__THE TASK__
All the data must come back unchanged, except that pictures are left out.

__Items from a data source__
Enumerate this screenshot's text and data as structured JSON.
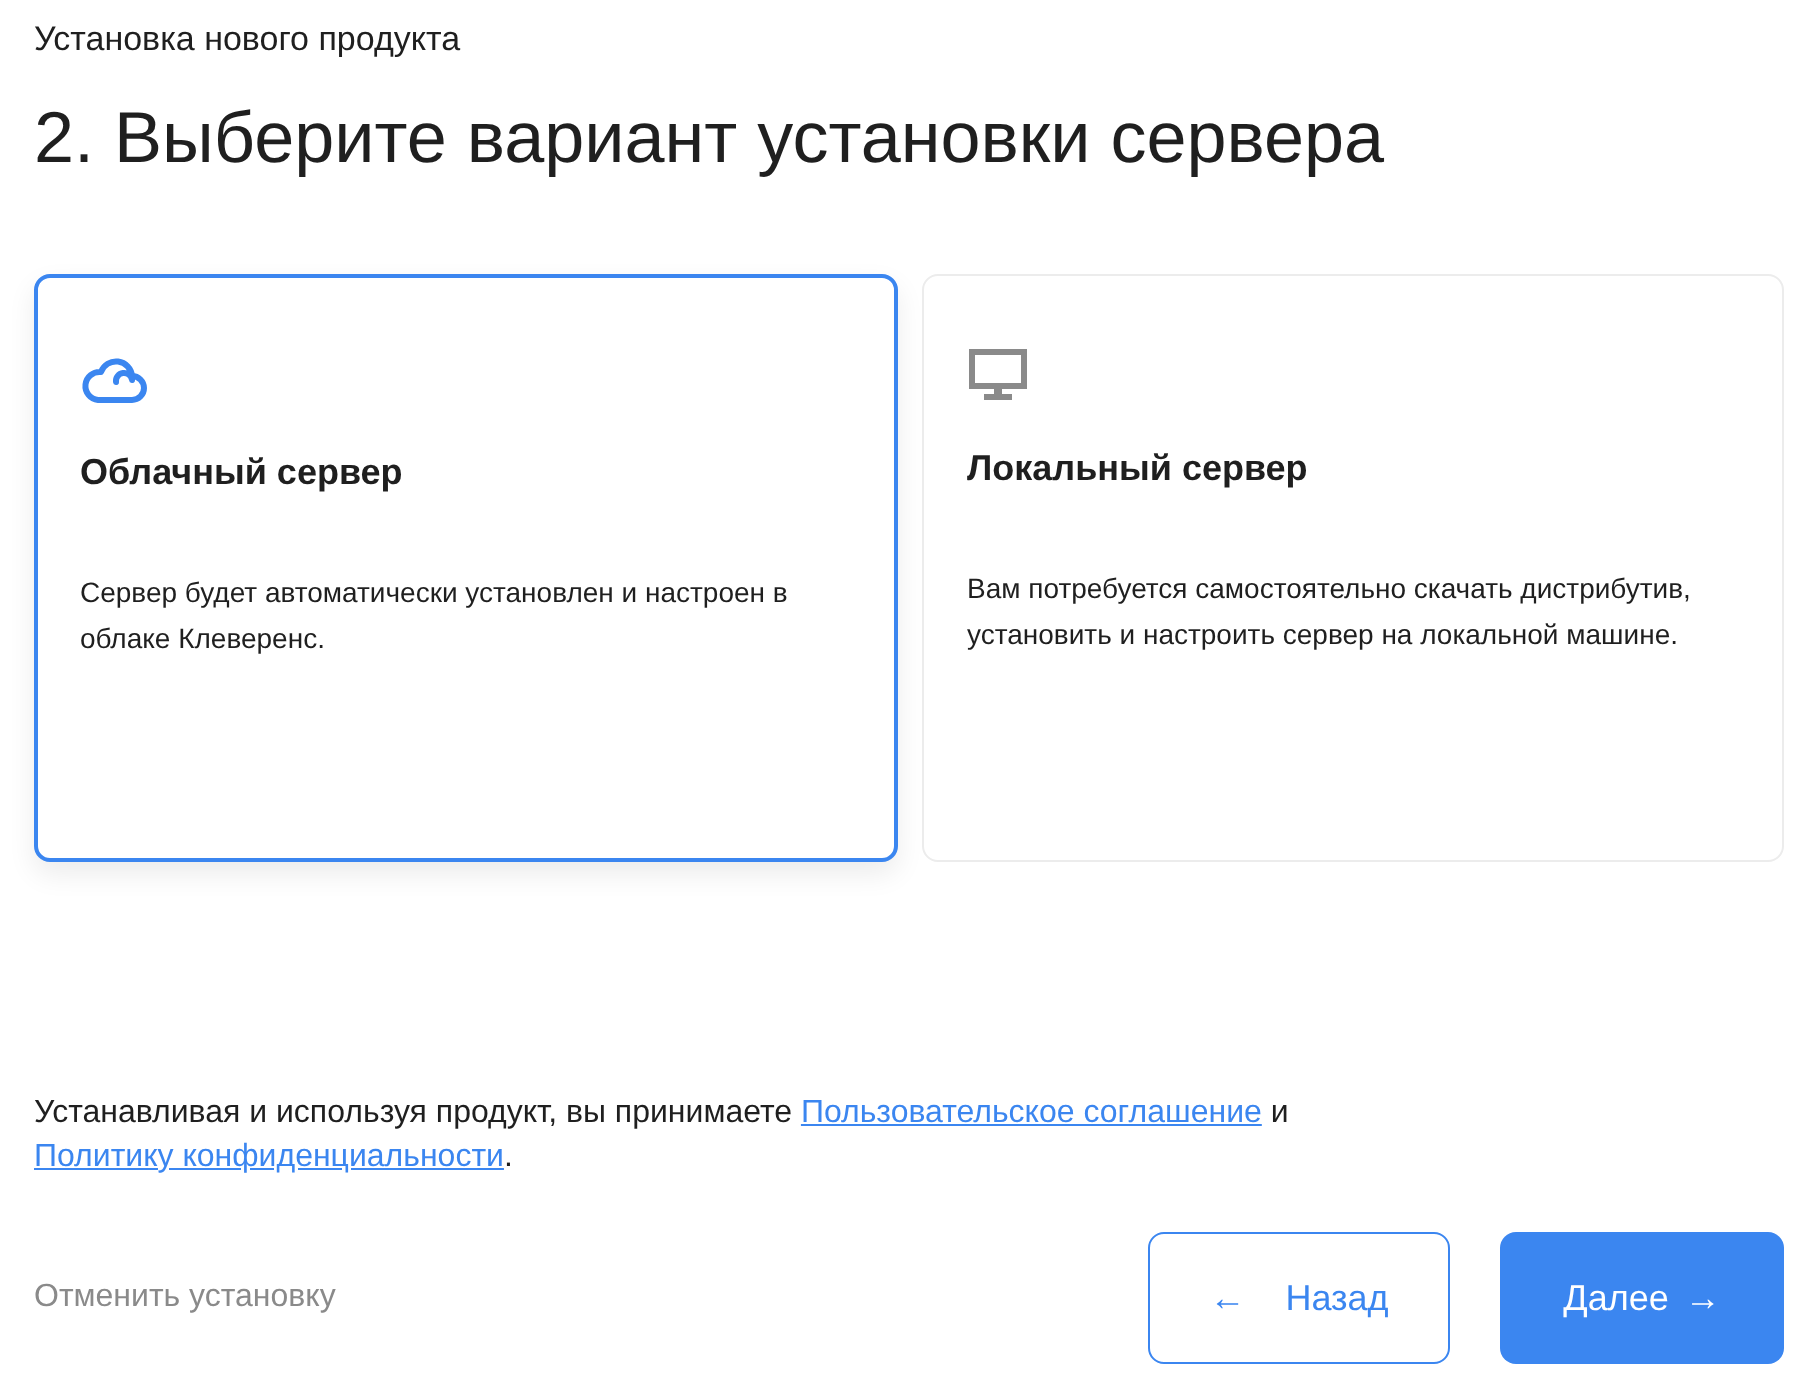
{
  "breadcrumb": "Установка нового продукта",
  "heading": "2. Выберите вариант установки сервера",
  "options": [
    {
      "kind": "cloud",
      "title": "Облачный сервер",
      "description": "Сервер будет автоматически установлен и настроен в облаке Клеверенс.",
      "selected": true
    },
    {
      "kind": "local",
      "title": "Локальный сервер",
      "description": "Вам потребуется самостоятельно скачать дистрибутив, установить и настроить сервер на локальной машине.",
      "selected": false
    }
  ],
  "consent": {
    "text": "Устанавливая и используя продукт, вы принимаете",
    "link_1": "Пользовательское соглашение",
    "joiner": "и",
    "link_2": "Политику конфиденциальности",
    "end": "."
  },
  "cancel_link": "Отменить установку",
  "back_button": {
    "icon": "←",
    "label": "Назад"
  },
  "next_button": {
    "label": "Далее",
    "icon": "→"
  }
}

__FINISHED TASK__
Enumerate this screenshot's text and data as structured JSON.
{
  "breadcrumb": "Установка нового продукта",
  "heading": "2. Выберите вариант установки сервера",
  "options": [
    {
      "kind": "cloud",
      "title": "Облачный сервер",
      "description": "Сервер будет автоматически установлен и настроен в облаке Клеверенс.",
      "selected": true
    },
    {
      "kind": "local",
      "title": "Локальный сервер",
      "description": "Вам потребуется самостоятельно скачать дистрибутив, установить и настроить сервер на локальной машине.",
      "selected": false
    }
  ],
  "consent": {
    "text": "Устанавливая и используя продукт, вы принимаете",
    "link_1": "Пользовательское соглашение",
    "joiner": "и",
    "link_2": "Политику конфиденциальности",
    "end": "."
  },
  "cancel_link": "Отменить установку",
  "back_button": {
    "icon": "←",
    "label": "Назад"
  },
  "next_button": {
    "label": "Далее",
    "icon": "→"
  }
}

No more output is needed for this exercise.